Copy out every line of the entries below word for word, omitting the pictures.

(Information provided)

----

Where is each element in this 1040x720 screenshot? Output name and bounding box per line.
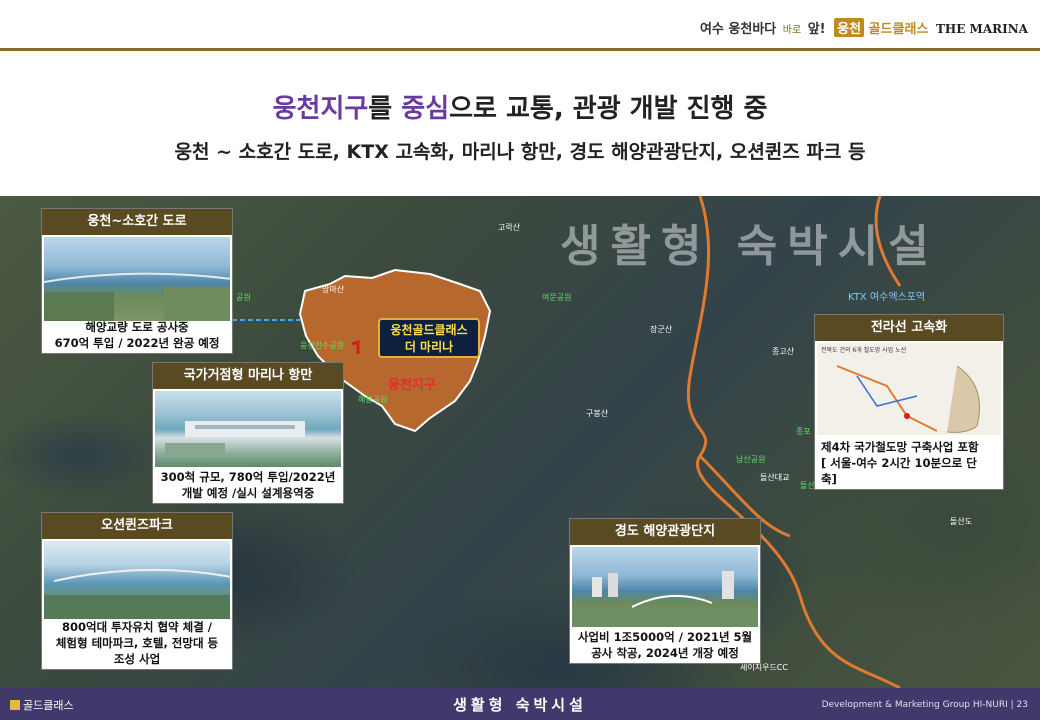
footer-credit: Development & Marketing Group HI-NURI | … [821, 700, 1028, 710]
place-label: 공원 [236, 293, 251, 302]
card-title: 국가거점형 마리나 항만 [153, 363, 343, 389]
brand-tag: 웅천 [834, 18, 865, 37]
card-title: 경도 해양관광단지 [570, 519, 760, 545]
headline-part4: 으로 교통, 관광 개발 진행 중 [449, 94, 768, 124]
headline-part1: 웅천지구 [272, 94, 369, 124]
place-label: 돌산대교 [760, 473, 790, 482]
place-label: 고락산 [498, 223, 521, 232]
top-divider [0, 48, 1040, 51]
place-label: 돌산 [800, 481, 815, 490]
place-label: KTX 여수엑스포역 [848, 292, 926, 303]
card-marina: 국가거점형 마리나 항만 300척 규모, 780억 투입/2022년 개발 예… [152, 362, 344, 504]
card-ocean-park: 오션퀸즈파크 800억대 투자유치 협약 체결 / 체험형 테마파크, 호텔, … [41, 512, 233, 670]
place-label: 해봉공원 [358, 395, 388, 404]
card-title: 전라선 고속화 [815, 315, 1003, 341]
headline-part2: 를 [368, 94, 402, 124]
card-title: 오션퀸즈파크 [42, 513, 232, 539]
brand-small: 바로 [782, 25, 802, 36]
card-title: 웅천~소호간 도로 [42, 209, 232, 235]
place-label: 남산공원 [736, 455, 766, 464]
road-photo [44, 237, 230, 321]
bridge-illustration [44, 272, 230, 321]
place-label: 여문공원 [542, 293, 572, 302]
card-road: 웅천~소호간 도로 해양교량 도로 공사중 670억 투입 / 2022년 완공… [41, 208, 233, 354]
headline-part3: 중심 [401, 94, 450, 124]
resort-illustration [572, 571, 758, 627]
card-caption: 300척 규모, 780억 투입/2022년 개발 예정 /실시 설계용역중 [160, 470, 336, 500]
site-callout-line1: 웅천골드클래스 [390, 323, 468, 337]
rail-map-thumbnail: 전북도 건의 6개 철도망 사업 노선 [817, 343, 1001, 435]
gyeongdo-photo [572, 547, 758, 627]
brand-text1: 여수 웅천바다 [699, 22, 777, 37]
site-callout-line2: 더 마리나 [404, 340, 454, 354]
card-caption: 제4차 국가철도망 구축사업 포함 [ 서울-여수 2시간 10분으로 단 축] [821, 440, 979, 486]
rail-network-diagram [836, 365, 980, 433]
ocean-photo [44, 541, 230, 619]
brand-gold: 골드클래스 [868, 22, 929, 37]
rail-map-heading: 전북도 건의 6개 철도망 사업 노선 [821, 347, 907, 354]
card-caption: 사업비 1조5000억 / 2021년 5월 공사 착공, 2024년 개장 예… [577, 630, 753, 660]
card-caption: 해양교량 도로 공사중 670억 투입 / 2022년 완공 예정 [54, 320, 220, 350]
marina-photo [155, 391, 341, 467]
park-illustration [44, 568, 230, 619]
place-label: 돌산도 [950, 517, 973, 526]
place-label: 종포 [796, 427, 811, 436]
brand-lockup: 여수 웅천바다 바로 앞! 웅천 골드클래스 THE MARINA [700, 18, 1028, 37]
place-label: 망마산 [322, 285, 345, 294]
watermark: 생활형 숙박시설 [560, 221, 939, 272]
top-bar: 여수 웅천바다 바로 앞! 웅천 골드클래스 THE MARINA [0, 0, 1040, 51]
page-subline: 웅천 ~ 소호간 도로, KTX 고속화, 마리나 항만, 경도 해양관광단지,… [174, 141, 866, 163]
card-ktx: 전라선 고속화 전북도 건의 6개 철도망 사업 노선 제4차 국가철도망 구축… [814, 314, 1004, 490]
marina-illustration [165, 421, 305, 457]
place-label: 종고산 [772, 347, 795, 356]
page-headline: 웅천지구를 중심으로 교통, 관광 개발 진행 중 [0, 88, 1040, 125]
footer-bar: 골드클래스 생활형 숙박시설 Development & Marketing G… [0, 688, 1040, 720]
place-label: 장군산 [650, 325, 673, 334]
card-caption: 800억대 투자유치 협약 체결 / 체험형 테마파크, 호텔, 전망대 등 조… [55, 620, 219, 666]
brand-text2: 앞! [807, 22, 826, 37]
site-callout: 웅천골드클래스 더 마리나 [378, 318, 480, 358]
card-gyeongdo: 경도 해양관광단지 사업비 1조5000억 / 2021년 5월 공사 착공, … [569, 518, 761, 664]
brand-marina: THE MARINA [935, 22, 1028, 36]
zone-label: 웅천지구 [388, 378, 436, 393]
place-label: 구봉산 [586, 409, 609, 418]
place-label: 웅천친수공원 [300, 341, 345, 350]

----

(Worked solution)
Where is each element in this 1040x720 screenshot? Output name and bounding box per line.
footer-credit: Development & Marketing Group HI-NURI | … [821, 700, 1028, 710]
place-label: 공원 [236, 293, 251, 302]
card-title: 국가거점형 마리나 항만 [153, 363, 343, 389]
brand-tag: 웅천 [834, 18, 865, 37]
card-title: 경도 해양관광단지 [570, 519, 760, 545]
headline-part4: 으로 교통, 관광 개발 진행 중 [449, 94, 768, 124]
headline-part1: 웅천지구 [272, 94, 369, 124]
place-label: 돌산대교 [760, 473, 790, 482]
place-label: 고락산 [498, 223, 521, 232]
top-divider [0, 48, 1040, 51]
place-label: 돌산 [800, 481, 815, 490]
place-label: KTX 여수엑스포역 [848, 292, 926, 303]
card-marina: 국가거점형 마리나 항만 300척 규모, 780억 투입/2022년 개발 예… [152, 362, 344, 504]
card-ocean-park: 오션퀸즈파크 800억대 투자유치 협약 체결 / 체험형 테마파크, 호텔, … [41, 512, 233, 670]
place-label: 해봉공원 [358, 395, 388, 404]
card-title: 전라선 고속화 [815, 315, 1003, 341]
headline-part2: 를 [368, 94, 402, 124]
card-title: 오션퀸즈파크 [42, 513, 232, 539]
brand-small: 바로 [782, 25, 802, 36]
card-title: 웅천~소호간 도로 [42, 209, 232, 235]
place-label: 남산공원 [736, 455, 766, 464]
road-photo [44, 237, 230, 321]
bridge-illustration [44, 272, 230, 321]
place-label: 여문공원 [542, 293, 572, 302]
card-road: 웅천~소호간 도로 해양교량 도로 공사중 670억 투입 / 2022년 완공… [41, 208, 233, 354]
headline-part3: 중심 [401, 94, 450, 124]
resort-illustration [572, 571, 758, 627]
card-caption: 300척 규모, 780억 투입/2022년 개발 예정 /실시 설계용역중 [160, 470, 336, 500]
site-callout-line1: 웅천골드클래스 [390, 323, 468, 337]
rail-map-thumbnail: 전북도 건의 6개 철도망 사업 노선 [817, 343, 1001, 435]
gyeongdo-photo [572, 547, 758, 627]
brand-text1: 여수 웅천바다 [699, 22, 777, 37]
site-callout-line2: 더 마리나 [404, 340, 454, 354]
card-caption: 제4차 국가철도망 구축사업 포함 [ 서울-여수 2시간 10분으로 단 축] [821, 440, 979, 486]
rail-network-diagram [836, 365, 980, 433]
ocean-photo [44, 541, 230, 619]
brand-gold: 골드클래스 [868, 22, 929, 37]
rail-map-heading: 전북도 건의 6개 철도망 사업 노선 [821, 347, 907, 354]
card-caption: 사업비 1조5000억 / 2021년 5월 공사 착공, 2024년 개장 예… [577, 630, 753, 660]
card-caption: 해양교량 도로 공사중 670억 투입 / 2022년 완공 예정 [54, 320, 220, 350]
marina-photo [155, 391, 341, 467]
park-illustration [44, 568, 230, 619]
place-label: 돌산도 [950, 517, 973, 526]
place-label: 종포 [796, 427, 811, 436]
brand-lockup: 여수 웅천바다 바로 앞! 웅천 골드클래스 THE MARINA [700, 18, 1028, 37]
place-label: 망마산 [322, 285, 345, 294]
watermark: 생활형 숙박시설 [560, 221, 939, 272]
top-bar: 여수 웅천바다 바로 앞! 웅천 골드클래스 THE MARINA [0, 0, 1040, 51]
page-subline: 웅천 ~ 소호간 도로, KTX 고속화, 마리나 항만, 경도 해양관광단지,… [174, 141, 866, 163]
card-ktx: 전라선 고속화 전북도 건의 6개 철도망 사업 노선 제4차 국가철도망 구축… [814, 314, 1004, 490]
marina-illustration [165, 421, 305, 457]
place-label: 종고산 [772, 347, 795, 356]
page-headline: 웅천지구를 중심으로 교통, 관광 개발 진행 중 [0, 88, 1040, 125]
footer-bar: 골드클래스 생활형 숙박시설 Development & Marketing G… [0, 688, 1040, 720]
place-label: 장군산 [650, 325, 673, 334]
card-caption: 800억대 투자유치 협약 체결 / 체험형 테마파크, 호텔, 전망대 등 조… [55, 620, 219, 666]
brand-text2: 앞! [807, 22, 826, 37]
site-callout: 웅천골드클래스 더 마리나 [378, 318, 480, 358]
card-gyeongdo: 경도 해양관광단지 사업비 1조5000억 / 2021년 5월 공사 착공, … [569, 518, 761, 664]
brand-marina: THE MARINA [935, 22, 1028, 36]
zone-label: 웅천지구 [388, 378, 436, 393]
place-label: 구봉산 [586, 409, 609, 418]
place-label: 웅천친수공원 [300, 341, 345, 350]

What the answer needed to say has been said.